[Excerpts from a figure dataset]
══════

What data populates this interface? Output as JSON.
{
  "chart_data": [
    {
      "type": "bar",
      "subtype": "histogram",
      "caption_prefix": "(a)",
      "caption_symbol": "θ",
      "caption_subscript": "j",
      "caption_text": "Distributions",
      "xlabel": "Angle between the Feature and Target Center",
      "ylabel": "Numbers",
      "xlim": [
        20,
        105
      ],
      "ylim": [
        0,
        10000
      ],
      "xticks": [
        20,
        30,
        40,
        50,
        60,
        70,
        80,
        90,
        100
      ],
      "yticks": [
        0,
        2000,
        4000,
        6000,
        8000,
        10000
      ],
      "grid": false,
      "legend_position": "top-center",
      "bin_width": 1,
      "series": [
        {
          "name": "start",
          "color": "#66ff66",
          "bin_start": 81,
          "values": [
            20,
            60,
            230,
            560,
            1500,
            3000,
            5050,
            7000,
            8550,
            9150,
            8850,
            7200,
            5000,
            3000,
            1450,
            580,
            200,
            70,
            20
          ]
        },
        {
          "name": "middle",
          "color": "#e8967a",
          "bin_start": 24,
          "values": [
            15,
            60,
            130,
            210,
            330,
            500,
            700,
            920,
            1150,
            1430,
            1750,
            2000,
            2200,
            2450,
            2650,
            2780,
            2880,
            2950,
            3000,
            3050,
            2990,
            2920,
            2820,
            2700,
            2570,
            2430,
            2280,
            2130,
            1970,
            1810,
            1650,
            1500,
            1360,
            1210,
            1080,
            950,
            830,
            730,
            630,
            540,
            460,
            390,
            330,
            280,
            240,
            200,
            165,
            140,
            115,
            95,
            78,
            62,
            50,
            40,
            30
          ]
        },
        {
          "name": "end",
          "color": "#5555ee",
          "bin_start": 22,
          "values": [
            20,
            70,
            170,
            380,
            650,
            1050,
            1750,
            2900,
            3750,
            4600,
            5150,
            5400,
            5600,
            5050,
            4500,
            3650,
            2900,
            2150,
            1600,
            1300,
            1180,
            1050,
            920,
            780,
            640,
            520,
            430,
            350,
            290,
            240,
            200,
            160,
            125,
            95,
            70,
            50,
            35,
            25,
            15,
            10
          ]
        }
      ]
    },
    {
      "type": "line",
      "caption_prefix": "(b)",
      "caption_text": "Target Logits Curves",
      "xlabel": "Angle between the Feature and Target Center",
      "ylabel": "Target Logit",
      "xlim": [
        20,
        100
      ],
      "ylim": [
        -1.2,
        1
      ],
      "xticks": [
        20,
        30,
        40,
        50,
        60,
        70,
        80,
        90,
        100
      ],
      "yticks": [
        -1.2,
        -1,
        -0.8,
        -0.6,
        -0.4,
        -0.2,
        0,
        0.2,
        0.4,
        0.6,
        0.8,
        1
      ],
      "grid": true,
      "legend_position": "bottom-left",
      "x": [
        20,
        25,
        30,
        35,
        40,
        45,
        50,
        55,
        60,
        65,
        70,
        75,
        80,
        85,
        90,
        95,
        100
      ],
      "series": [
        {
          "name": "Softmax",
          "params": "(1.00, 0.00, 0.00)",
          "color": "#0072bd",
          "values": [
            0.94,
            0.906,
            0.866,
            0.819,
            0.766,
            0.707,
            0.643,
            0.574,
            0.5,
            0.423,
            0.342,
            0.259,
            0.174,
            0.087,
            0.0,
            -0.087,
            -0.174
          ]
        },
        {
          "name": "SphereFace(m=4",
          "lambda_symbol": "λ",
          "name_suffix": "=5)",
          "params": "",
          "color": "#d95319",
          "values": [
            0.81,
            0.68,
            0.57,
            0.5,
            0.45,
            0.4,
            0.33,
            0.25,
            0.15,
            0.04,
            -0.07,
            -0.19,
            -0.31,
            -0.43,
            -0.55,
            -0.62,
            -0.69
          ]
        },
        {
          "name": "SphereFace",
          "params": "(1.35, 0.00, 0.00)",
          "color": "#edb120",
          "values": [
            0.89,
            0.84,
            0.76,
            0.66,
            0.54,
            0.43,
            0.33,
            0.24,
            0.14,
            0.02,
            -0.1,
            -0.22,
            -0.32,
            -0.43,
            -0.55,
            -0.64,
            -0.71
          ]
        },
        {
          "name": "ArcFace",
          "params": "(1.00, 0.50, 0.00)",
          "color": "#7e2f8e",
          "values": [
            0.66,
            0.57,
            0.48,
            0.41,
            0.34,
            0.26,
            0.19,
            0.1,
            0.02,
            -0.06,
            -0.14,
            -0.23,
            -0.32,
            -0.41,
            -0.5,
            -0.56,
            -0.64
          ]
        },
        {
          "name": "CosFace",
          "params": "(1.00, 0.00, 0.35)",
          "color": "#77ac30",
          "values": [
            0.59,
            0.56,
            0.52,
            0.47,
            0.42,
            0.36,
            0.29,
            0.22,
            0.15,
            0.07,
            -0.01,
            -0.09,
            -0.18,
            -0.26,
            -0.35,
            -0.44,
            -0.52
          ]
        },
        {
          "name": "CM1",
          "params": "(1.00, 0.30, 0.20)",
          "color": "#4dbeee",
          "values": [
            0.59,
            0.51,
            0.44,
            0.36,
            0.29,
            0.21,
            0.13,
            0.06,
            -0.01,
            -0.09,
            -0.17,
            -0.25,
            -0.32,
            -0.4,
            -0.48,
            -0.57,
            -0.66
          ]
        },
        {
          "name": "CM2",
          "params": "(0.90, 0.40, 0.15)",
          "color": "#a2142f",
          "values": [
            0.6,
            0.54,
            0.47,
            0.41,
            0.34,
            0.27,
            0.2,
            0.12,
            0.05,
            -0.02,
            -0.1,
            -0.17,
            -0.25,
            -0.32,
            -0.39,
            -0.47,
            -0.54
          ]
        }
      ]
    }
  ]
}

══════

### Your task
Return the whole listing exactly, with every line included.

### Completed task
What data populates this interface? Output as JSON.
{
  "chart_data": [
    {
      "type": "bar",
      "subtype": "histogram",
      "caption_prefix": "(a)",
      "caption_symbol": "θ",
      "caption_subscript": "j",
      "caption_text": "Distributions",
      "xlabel": "Angle between the Feature and Target Center",
      "ylabel": "Numbers",
      "xlim": [
        20,
        105
      ],
      "ylim": [
        0,
        10000
      ],
      "xticks": [
        20,
        30,
        40,
        50,
        60,
        70,
        80,
        90,
        100
      ],
      "yticks": [
        0,
        2000,
        4000,
        6000,
        8000,
        10000
      ],
      "grid": false,
      "legend_position": "top-center",
      "bin_width": 1,
      "series": [
        {
          "name": "start",
          "color": "#66ff66",
          "bin_start": 81,
          "values": [
            20,
            60,
            230,
            560,
            1500,
            3000,
            5050,
            7000,
            8550,
            9150,
            8850,
            7200,
            5000,
            3000,
            1450,
            580,
            200,
            70,
            20
          ]
        },
        {
          "name": "middle",
          "color": "#e8967a",
          "bin_start": 24,
          "values": [
            15,
            60,
            130,
            210,
            330,
            500,
            700,
            920,
            1150,
            1430,
            1750,
            2000,
            2200,
            2450,
            2650,
            2780,
            2880,
            2950,
            3000,
            3050,
            2990,
            2920,
            2820,
            2700,
            2570,
            2430,
            2280,
            2130,
            1970,
            1810,
            1650,
            1500,
            1360,
            1210,
            1080,
            950,
            830,
            730,
            630,
            540,
            460,
            390,
            330,
            280,
            240,
            200,
            165,
            140,
            115,
            95,
            78,
            62,
            50,
            40,
            30
          ]
        },
        {
          "name": "end",
          "color": "#5555ee",
          "bin_start": 22,
          "values": [
            20,
            70,
            170,
            380,
            650,
            1050,
            1750,
            2900,
            3750,
            4600,
            5150,
            5400,
            5600,
            5050,
            4500,
            3650,
            2900,
            2150,
            1600,
            1300,
            1180,
            1050,
            920,
            780,
            640,
            520,
            430,
            350,
            290,
            240,
            200,
            160,
            125,
            95,
            70,
            50,
            35,
            25,
            15,
            10
          ]
        }
      ]
    },
    {
      "type": "line",
      "caption_prefix": "(b)",
      "caption_text": "Target Logits Curves",
      "xlabel": "Angle between the Feature and Target Center",
      "ylabel": "Target Logit",
      "xlim": [
        20,
        100
      ],
      "ylim": [
        -1.2,
        1
      ],
      "xticks": [
        20,
        30,
        40,
        50,
        60,
        70,
        80,
        90,
        100
      ],
      "yticks": [
        -1.2,
        -1,
        -0.8,
        -0.6,
        -0.4,
        -0.2,
        0,
        0.2,
        0.4,
        0.6,
        0.8,
        1
      ],
      "grid": true,
      "legend_position": "bottom-left",
      "x": [
        20,
        25,
        30,
        35,
        40,
        45,
        50,
        55,
        60,
        65,
        70,
        75,
        80,
        85,
        90,
        95,
        100
      ],
      "series": [
        {
          "name": "Softmax",
          "params": "(1.00, 0.00, 0.00)",
          "color": "#0072bd",
          "values": [
            0.94,
            0.906,
            0.866,
            0.819,
            0.766,
            0.707,
            0.643,
            0.574,
            0.5,
            0.423,
            0.342,
            0.259,
            0.174,
            0.087,
            0.0,
            -0.087,
            -0.174
          ]
        },
        {
          "name": "SphereFace(m=4",
          "lambda_symbol": "λ",
          "name_suffix": "=5)",
          "params": "",
          "color": "#d95319",
          "values": [
            0.81,
            0.68,
            0.57,
            0.5,
            0.45,
            0.4,
            0.33,
            0.25,
            0.15,
            0.04,
            -0.07,
            -0.19,
            -0.31,
            -0.43,
            -0.55,
            -0.62,
            -0.69
          ]
        },
        {
          "name": "SphereFace",
          "params": "(1.35, 0.00, 0.00)",
          "color": "#edb120",
          "values": [
            0.89,
            0.84,
            0.76,
            0.66,
            0.54,
            0.43,
            0.33,
            0.24,
            0.14,
            0.02,
            -0.1,
            -0.22,
            -0.32,
            -0.43,
            -0.55,
            -0.64,
            -0.71
          ]
        },
        {
          "name": "ArcFace",
          "params": "(1.00, 0.50, 0.00)",
          "color": "#7e2f8e",
          "values": [
            0.66,
            0.57,
            0.48,
            0.41,
            0.34,
            0.26,
            0.19,
            0.1,
            0.02,
            -0.06,
            -0.14,
            -0.23,
            -0.32,
            -0.41,
            -0.5,
            -0.56,
            -0.64
          ]
        },
        {
          "name": "CosFace",
          "params": "(1.00, 0.00, 0.35)",
          "color": "#77ac30",
          "values": [
            0.59,
            0.56,
            0.52,
            0.47,
            0.42,
            0.36,
            0.29,
            0.22,
            0.15,
            0.07,
            -0.01,
            -0.09,
            -0.18,
            -0.26,
            -0.35,
            -0.44,
            -0.52
          ]
        },
        {
          "name": "CM1",
          "params": "(1.00, 0.30, 0.20)",
          "color": "#4dbeee",
          "values": [
            0.59,
            0.51,
            0.44,
            0.36,
            0.29,
            0.21,
            0.13,
            0.06,
            -0.01,
            -0.09,
            -0.17,
            -0.25,
            -0.32,
            -0.4,
            -0.48,
            -0.57,
            -0.66
          ]
        },
        {
          "name": "CM2",
          "params": "(0.90, 0.40, 0.15)",
          "color": "#a2142f",
          "values": [
            0.6,
            0.54,
            0.47,
            0.41,
            0.34,
            0.27,
            0.2,
            0.12,
            0.05,
            -0.02,
            -0.1,
            -0.17,
            -0.25,
            -0.32,
            -0.39,
            -0.47,
            -0.54
          ]
        }
      ]
    }
  ]
}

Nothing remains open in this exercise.